# WRITTEN EXERCISE
Scan the records below. List lines holding "detached".

(Records about charts and figures)
—————
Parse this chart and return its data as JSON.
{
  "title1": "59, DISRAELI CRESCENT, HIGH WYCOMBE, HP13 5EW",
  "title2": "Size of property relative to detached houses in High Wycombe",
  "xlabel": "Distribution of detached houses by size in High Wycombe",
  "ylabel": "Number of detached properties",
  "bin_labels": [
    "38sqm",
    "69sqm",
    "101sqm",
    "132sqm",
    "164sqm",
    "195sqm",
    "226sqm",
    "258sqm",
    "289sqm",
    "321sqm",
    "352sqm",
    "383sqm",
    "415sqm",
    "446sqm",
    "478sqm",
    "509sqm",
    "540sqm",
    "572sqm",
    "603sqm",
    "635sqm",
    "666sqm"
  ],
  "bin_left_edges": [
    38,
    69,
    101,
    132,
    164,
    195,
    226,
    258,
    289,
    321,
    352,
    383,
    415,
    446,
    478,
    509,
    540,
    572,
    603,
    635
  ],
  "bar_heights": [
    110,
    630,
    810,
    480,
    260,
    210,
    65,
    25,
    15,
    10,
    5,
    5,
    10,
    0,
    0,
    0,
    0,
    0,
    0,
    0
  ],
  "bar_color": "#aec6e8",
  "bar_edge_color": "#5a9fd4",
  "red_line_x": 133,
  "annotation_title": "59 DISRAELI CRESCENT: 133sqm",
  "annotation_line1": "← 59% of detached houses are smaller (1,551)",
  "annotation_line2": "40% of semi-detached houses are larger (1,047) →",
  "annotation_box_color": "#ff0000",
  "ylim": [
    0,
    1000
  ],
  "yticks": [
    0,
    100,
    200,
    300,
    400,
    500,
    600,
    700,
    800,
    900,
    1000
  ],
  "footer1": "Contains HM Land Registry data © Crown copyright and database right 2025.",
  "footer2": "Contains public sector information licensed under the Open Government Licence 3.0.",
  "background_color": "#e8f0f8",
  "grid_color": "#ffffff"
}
—————
# FULL RESPONSE
  "title2": "Size of property relative to detached houses in High Wycombe",
  "xlabel": "Distribution of detached houses by size in High Wycombe",
  "ylabel": "Number of detached properties",
  "annotation_line1": "← 59% of detached houses are smaller (1,551)",
  "annotation_line2": "40% of semi-detached houses are larger (1,047) →",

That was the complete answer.